* Entries shown *
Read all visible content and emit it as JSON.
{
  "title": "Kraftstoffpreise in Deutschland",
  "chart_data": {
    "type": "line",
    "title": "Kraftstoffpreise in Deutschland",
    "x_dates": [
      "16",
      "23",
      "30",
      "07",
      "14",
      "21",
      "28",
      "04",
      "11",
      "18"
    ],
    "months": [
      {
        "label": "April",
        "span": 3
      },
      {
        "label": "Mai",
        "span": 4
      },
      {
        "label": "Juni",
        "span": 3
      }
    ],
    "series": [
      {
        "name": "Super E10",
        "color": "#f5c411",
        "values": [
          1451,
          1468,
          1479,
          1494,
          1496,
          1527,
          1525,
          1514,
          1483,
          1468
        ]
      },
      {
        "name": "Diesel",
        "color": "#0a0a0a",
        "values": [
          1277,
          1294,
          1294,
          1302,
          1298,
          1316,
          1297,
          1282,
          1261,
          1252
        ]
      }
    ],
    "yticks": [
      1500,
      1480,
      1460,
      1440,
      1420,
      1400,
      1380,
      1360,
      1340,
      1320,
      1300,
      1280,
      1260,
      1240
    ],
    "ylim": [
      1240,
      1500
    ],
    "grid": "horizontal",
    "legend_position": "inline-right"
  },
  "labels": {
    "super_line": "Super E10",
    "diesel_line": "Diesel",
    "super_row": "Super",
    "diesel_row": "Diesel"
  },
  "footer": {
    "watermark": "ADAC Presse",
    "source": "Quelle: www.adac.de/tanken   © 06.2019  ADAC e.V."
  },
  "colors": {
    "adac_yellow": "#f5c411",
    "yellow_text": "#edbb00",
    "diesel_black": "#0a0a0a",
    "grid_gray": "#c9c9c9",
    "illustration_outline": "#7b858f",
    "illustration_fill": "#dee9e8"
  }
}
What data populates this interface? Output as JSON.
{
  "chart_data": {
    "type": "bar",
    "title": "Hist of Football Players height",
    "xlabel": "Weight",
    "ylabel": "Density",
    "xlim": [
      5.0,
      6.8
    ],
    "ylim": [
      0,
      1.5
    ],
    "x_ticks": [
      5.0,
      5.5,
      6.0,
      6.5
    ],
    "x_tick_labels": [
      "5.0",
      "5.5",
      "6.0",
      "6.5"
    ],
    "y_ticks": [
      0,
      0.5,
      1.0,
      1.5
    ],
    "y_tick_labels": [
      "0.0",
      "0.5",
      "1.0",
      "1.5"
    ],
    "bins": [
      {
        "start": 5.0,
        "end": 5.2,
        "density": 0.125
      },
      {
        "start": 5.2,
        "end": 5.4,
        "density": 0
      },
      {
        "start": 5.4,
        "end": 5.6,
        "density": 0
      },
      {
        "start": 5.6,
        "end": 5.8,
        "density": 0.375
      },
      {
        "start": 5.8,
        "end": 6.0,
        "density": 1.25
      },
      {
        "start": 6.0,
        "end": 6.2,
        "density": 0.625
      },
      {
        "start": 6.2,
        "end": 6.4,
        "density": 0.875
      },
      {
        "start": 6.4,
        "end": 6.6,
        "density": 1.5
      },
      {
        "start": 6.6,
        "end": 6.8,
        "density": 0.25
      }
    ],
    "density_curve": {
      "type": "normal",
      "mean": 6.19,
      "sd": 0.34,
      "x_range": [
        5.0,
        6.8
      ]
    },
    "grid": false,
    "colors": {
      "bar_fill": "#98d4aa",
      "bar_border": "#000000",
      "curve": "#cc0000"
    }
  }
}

* Problem *
Go through the material above line by line and copy it exactly.

* Result of this exercise *
Read all visible content and emit it as JSON.
{
  "title": "Kraftstoffpreise in Deutschland",
  "chart_data": {
    "type": "line",
    "title": "Kraftstoffpreise in Deutschland",
    "x_dates": [
      "16",
      "23",
      "30",
      "07",
      "14",
      "21",
      "28",
      "04",
      "11",
      "18"
    ],
    "months": [
      {
        "label": "April",
        "span": 3
      },
      {
        "label": "Mai",
        "span": 4
      },
      {
        "label": "Juni",
        "span": 3
      }
    ],
    "series": [
      {
        "name": "Super E10",
        "color": "#f5c411",
        "values": [
          1451,
          1468,
          1479,
          1494,
          1496,
          1527,
          1525,
          1514,
          1483,
          1468
        ]
      },
      {
        "name": "Diesel",
        "color": "#0a0a0a",
        "values": [
          1277,
          1294,
          1294,
          1302,
          1298,
          1316,
          1297,
          1282,
          1261,
          1252
        ]
      }
    ],
    "yticks": [
      1500,
      1480,
      1460,
      1440,
      1420,
      1400,
      1380,
      1360,
      1340,
      1320,
      1300,
      1280,
      1260,
      1240
    ],
    "ylim": [
      1240,
      1500
    ],
    "grid": "horizontal",
    "legend_position": "inline-right"
  },
  "labels": {
    "super_line": "Super E10",
    "diesel_line": "Diesel",
    "super_row": "Super",
    "diesel_row": "Diesel"
  },
  "footer": {
    "watermark": "ADAC Presse",
    "source": "Quelle: www.adac.de/tanken   © 06.2019  ADAC e.V."
  },
  "colors": {
    "adac_yellow": "#f5c411",
    "yellow_text": "#edbb00",
    "diesel_black": "#0a0a0a",
    "grid_gray": "#c9c9c9",
    "illustration_outline": "#7b858f",
    "illustration_fill": "#dee9e8"
  }
}
What data populates this interface? Output as JSON.
{
  "chart_data": {
    "type": "bar",
    "title": "Hist of Football Players height",
    "xlabel": "Weight",
    "ylabel": "Density",
    "xlim": [
      5.0,
      6.8
    ],
    "ylim": [
      0,
      1.5
    ],
    "x_ticks": [
      5.0,
      5.5,
      6.0,
      6.5
    ],
    "x_tick_labels": [
      "5.0",
      "5.5",
      "6.0",
      "6.5"
    ],
    "y_ticks": [
      0,
      0.5,
      1.0,
      1.5
    ],
    "y_tick_labels": [
      "0.0",
      "0.5",
      "1.0",
      "1.5"
    ],
    "bins": [
      {
        "start": 5.0,
        "end": 5.2,
        "density": 0.125
      },
      {
        "start": 5.2,
        "end": 5.4,
        "density": 0
      },
      {
        "start": 5.4,
        "end": 5.6,
        "density": 0
      },
      {
        "start": 5.6,
        "end": 5.8,
        "density": 0.375
      },
      {
        "start": 5.8,
        "end": 6.0,
        "density": 1.25
      },
      {
        "start": 6.0,
        "end": 6.2,
        "density": 0.625
      },
      {
        "start": 6.2,
        "end": 6.4,
        "density": 0.875
      },
      {
        "start": 6.4,
        "end": 6.6,
        "density": 1.5
      },
      {
        "start": 6.6,
        "end": 6.8,
        "density": 0.25
      }
    ],
    "density_curve": {
      "type": "normal",
      "mean": 6.19,
      "sd": 0.34,
      "x_range": [
        5.0,
        6.8
      ]
    },
    "grid": false,
    "colors": {
      "bar_fill": "#98d4aa",
      "bar_border": "#000000",
      "curve": "#cc0000"
    }
  }
}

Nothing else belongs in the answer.